The request » Search the records that follow and extract every line containing the string "this".
[BEGIN Provided records]
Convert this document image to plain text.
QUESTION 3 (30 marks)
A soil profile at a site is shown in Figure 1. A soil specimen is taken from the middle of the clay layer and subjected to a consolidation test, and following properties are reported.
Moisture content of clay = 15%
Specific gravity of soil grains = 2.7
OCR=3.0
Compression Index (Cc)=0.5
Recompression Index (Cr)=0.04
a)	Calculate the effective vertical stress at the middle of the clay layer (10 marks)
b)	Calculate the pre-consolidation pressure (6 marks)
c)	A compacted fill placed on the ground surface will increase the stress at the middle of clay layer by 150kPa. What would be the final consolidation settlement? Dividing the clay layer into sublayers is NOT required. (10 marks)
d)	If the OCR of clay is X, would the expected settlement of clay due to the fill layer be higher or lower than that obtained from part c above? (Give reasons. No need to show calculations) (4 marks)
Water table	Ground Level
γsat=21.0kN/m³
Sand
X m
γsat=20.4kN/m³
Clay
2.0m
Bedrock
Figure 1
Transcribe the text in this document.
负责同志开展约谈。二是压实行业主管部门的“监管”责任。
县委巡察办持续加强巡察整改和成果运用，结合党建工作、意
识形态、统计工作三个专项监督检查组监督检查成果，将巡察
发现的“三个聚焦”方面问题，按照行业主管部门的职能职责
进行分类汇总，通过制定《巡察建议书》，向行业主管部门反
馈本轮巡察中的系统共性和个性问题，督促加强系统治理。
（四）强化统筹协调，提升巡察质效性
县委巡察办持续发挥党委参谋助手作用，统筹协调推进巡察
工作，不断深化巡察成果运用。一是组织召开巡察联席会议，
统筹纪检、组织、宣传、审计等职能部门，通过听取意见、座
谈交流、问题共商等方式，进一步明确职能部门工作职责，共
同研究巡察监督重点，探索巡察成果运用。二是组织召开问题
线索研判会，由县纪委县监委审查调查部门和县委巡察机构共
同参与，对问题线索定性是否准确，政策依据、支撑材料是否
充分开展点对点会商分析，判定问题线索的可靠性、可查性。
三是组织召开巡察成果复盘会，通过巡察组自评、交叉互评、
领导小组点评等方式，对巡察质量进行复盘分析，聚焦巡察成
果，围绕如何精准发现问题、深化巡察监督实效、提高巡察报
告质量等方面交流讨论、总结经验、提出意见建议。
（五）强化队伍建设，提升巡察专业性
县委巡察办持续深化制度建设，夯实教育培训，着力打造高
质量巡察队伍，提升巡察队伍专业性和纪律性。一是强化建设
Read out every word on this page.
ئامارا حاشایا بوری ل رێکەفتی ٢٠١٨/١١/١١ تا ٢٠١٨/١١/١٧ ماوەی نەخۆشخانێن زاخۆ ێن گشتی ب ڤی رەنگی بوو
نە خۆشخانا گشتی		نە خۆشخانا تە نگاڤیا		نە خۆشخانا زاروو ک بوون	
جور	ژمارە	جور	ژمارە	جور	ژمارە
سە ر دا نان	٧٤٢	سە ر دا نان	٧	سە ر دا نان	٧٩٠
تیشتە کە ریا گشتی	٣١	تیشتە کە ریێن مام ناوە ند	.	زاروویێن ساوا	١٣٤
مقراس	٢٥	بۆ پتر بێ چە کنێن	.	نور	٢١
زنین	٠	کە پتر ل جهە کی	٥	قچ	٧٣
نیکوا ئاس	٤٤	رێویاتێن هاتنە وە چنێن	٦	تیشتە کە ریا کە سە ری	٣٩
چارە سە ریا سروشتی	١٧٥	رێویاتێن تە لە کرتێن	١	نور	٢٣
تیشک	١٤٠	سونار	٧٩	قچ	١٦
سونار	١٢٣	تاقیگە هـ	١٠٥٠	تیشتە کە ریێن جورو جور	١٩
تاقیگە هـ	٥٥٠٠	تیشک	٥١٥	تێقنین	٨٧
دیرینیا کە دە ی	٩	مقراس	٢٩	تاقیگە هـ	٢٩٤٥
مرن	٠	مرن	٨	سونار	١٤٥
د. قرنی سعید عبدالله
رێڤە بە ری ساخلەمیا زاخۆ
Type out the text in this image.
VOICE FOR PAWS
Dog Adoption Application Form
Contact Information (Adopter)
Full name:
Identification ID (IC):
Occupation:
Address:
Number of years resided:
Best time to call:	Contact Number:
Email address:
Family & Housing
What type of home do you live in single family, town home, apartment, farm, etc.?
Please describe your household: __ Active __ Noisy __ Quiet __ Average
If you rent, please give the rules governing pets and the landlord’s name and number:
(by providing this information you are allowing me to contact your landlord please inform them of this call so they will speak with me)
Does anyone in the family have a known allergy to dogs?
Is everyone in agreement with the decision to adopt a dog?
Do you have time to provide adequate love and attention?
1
[END Provided records]
The completed task »
Convert this document image to plain text.
Transcribe the text in this document.
Read out every word on this page.
Type out the text in this image.
(by providing this information you are allowing me to contact your landlord please inform them of this call so they will speak with me)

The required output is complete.